• Task description
Give back the full material, exactly as it reads.

──────

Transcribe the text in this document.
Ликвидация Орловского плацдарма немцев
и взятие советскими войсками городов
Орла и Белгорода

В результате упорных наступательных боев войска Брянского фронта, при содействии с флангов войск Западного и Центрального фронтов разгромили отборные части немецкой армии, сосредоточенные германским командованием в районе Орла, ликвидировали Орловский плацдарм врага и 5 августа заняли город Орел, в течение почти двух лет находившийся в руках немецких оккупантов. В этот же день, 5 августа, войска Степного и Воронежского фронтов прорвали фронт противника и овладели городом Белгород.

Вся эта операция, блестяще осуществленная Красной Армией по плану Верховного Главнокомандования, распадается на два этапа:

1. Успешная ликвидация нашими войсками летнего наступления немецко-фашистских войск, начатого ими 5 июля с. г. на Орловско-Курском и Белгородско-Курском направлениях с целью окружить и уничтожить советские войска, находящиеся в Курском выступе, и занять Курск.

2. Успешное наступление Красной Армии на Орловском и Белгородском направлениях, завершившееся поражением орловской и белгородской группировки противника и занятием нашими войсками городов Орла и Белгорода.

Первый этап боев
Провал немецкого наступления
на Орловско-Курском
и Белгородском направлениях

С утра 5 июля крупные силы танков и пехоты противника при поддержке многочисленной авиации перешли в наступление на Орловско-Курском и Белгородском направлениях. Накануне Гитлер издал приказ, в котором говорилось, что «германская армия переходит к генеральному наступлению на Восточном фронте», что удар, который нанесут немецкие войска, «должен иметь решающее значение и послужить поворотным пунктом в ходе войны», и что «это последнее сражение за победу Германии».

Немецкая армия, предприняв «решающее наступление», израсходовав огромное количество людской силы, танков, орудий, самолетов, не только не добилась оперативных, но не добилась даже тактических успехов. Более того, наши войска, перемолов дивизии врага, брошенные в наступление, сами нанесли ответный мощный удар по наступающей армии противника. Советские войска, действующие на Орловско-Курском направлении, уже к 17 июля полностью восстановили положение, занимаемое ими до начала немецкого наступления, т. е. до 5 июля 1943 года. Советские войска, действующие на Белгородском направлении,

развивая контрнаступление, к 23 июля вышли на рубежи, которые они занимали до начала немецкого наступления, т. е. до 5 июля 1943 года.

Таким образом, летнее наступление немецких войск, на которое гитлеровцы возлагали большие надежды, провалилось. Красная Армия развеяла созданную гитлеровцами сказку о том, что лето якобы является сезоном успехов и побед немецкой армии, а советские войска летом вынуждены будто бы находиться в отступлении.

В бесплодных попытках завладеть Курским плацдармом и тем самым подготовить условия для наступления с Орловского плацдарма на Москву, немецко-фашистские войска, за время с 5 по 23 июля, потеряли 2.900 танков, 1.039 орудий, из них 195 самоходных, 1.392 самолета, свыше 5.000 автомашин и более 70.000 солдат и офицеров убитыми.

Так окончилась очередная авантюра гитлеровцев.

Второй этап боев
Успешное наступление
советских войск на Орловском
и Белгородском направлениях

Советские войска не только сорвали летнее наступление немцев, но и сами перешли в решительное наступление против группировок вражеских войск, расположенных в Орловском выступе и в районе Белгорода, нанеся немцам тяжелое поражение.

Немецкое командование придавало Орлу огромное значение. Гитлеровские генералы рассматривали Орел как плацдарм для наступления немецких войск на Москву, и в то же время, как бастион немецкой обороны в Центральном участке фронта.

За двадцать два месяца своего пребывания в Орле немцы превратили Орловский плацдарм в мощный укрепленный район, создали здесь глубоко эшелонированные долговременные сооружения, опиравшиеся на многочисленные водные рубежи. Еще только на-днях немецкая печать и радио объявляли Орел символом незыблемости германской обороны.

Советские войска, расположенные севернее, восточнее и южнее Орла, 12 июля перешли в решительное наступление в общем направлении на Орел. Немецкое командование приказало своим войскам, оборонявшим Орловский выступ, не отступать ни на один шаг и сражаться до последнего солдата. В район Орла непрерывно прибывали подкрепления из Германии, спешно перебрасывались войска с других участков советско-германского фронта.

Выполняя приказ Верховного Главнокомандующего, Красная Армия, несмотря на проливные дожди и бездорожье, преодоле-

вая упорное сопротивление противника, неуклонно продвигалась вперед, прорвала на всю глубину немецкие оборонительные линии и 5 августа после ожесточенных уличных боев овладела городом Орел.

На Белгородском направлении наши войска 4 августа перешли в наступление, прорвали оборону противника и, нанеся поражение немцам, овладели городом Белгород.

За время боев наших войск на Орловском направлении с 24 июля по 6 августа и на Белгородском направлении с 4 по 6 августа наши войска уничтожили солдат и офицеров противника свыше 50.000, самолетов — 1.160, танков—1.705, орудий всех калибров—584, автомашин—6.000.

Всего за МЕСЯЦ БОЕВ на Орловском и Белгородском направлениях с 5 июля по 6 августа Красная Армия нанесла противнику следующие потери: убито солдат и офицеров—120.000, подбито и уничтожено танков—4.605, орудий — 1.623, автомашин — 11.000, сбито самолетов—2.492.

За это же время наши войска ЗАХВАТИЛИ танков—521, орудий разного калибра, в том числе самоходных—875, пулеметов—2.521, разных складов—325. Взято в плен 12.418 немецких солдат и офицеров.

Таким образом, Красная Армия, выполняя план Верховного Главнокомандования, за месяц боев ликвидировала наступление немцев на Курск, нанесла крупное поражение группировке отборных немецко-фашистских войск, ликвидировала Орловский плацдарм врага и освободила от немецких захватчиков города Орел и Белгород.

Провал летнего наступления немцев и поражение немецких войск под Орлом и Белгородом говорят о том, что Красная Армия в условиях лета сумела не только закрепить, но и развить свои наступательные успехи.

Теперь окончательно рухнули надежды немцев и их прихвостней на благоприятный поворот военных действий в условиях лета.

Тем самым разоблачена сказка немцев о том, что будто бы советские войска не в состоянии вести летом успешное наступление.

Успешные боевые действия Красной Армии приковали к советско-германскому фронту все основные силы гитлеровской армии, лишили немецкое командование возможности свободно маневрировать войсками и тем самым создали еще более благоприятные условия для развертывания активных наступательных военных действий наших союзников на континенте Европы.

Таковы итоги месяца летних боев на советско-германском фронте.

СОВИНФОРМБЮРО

──────

• Answer to the exercise
Transcribe the text in this document.
Ликвидация Орловского плацдарма немцев
и взятие советскими войсками городов
Орла и Белгорода

В результате упорных наступательных боев войска Брянского фронта, при содействии с флангов войск Западного и Центрального фронтов разгромили отборные части немецкой армии, сосредоточенные германским командованием в районе Орла, ликвидировали Орловский плацдарм врага и 5 августа заняли город Орел, в течение почти двух лет находившийся в руках немецких оккупантов. В этот же день, 5 августа, войска Степного и Воронежского фронтов прорвали фронт противника и овладели городом Белгород.

Вся эта операция, блестяще осуществленная Красной Армией по плану Верховного Главнокомандования, распадается на два этапа:

1. Успешная ликвидация нашими войсками летнего наступления немецко-фашистских войск, начатого ими 5 июля с. г. на Орловско-Курском и Белгородско-Курском направлениях с целью окружить и уничтожить советские войска, находящиеся в Курском выступе, и занять Курск.

2. Успешное наступление Красной Армии на Орловском и Белгородском направлениях, завершившееся поражением орловской и белгородской группировки противника и занятием нашими войсками городов Орла и Белгорода.

Первый этап боев
Провал немецкого наступления
на Орловско-Курском
и Белгородском направлениях

С утра 5 июля крупные силы танков и пехоты противника при поддержке многочисленной авиации перешли в наступление на Орловско-Курском и Белгородском направлениях. Накануне Гитлер издал приказ, в котором говорилось, что «германская армия переходит к генеральному наступлению на Восточном фронте», что удар, который нанесут немецкие войска, «должен иметь решающее значение и послужить поворотным пунктом в ходе войны», и что «это последнее сражение за победу Германии».

Немецкая армия, предприняв «решающее наступление», израсходовав огромное количество людской силы, танков, орудий, самолетов, не только не добилась оперативных, но не добилась даже тактических успехов. Более того, наши войска, перемолов дивизии врага, брошенные в наступление, сами нанесли ответный мощный удар по наступающей армии противника. Советские войска, действующие на Орловско-Курском направлении, уже к 17 июля полностью восстановили положение, занимаемое ими до начала немецкого наступления, т. е. до 5 июля 1943 года. Советские войска, действующие на Белгородском направлении,

развивая контрнаступление, к 23 июля вышли на рубежи, которые они занимали до начала немецкого наступления, т. е. до 5 июля 1943 года.

Таким образом, летнее наступление немецких войск, на которое гитлеровцы возлагали большие надежды, провалилось. Красная Армия развеяла созданную гитлеровцами сказку о том, что лето якобы является сезоном успехов и побед немецкой армии, а советские войска летом вынуждены будто бы находиться в отступлении.

В бесплодных попытках завладеть Курским плацдармом и тем самым подготовить условия для наступления с Орловского плацдарма на Москву, немецко-фашистские войска, за время с 5 по 23 июля, потеряли 2.900 танков, 1.039 орудий, из них 195 самоходных, 1.392 самолета, свыше 5.000 автомашин и более 70.000 солдат и офицеров убитыми.

Так окончилась очередная авантюра гитлеровцев.

Второй этап боев
Успешное наступление
советских войск на Орловском
и Белгородском направлениях

Советские войска не только сорвали летнее наступление немцев, но и сами перешли в решительное наступление против группировок вражеских войск, расположенных в Орловском выступе и в районе Белгорода, нанеся немцам тяжелое поражение.

Немецкое командование придавало Орлу огромное значение. Гитлеровские генералы рассматривали Орел как плацдарм для наступления немецких войск на Москву, и в то же время, как бастион немецкой обороны в Центральном участке фронта.

За двадцать два месяца своего пребывания в Орле немцы превратили Орловский плацдарм в мощный укрепленный район, создали здесь глубоко эшелонированные долговременные сооружения, опиравшиеся на многочисленные водные рубежи. Еще только на-днях немецкая печать и радио объявляли Орел символом незыблемости германской обороны.

Советские войска, расположенные севернее, восточнее и южнее Орла, 12 июля перешли в решительное наступление в общем направлении на Орел. Немецкое командование приказало своим войскам, оборонявшим Орловский выступ, не отступать ни на один шаг и сражаться до последнего солдата. В район Орла непрерывно прибывали подкрепления из Германии, спешно перебрасывались войска с других участков советско-германского фронта.

Выполняя приказ Верховного Главнокомандующего, Красная Армия, несмотря на проливные дожди и бездорожье, преодоле-

вая упорное сопротивление противника, неуклонно продвигалась вперед, прорвала на всю глубину немецкие оборонительные линии и 5 августа после ожесточенных уличных боев овладела городом Орел.

На Белгородском направлении наши войска 4 августа перешли в наступление, прорвали оборону противника и, нанеся поражение немцам, овладели городом Белгород.

За время боев наших войск на Орловском направлении с 24 июля по 6 августа и на Белгородском направлении с 4 по 6 августа наши войска уничтожили солдат и офицеров противника свыше 50.000, самолетов — 1.160, танков—1.705, орудий всех калибров—584, автомашин—6.000.

Всего за МЕСЯЦ БОЕВ на Орловском и Белгородском направлениях с 5 июля по 6 августа Красная Армия нанесла противнику следующие потери: убито солдат и офицеров—120.000, подбито и уничтожено танков—4.605, орудий — 1.623, автомашин — 11.000, сбито самолетов—2.492.

За это же время наши войска ЗАХВАТИЛИ танков—521, орудий разного калибра, в том числе самоходных—875, пулеметов—2.521, разных складов—325. Взято в плен 12.418 немецких солдат и офицеров.

Таким образом, Красная Армия, выполняя план Верховного Главнокомандования, за месяц боев ликвидировала наступление немцев на Курск, нанесла крупное поражение группировке отборных немецко-фашистских войск, ликвидировала Орловский плацдарм врага и освободила от немецких захватчиков города Орел и Белгород.

Провал летнего наступления немцев и поражение немецких войск под Орлом и Белгородом говорят о том, что Красная Армия в условиях лета сумела не только закрепить, но и развить свои наступательные успехи.

Теперь окончательно рухнули надежды немцев и их прихвостней на благоприятный поворот военных действий в условиях лета.

Тем самым разоблачена сказка немцев о том, что будто бы советские войска не в состоянии вести летом успешное наступление.

Успешные боевые действия Красной Армии приковали к советско-германскому фронту все основные силы гитлеровской армии, лишили немецкое командование возможности свободно маневрировать войсками и тем самым создали еще более благоприятные условия для развертывания активных наступательных военных действий наших союзников на континенте Европы.

Таковы итоги месяца летних боев на советско-германском фронте.

СОВИНФОРМБЮРО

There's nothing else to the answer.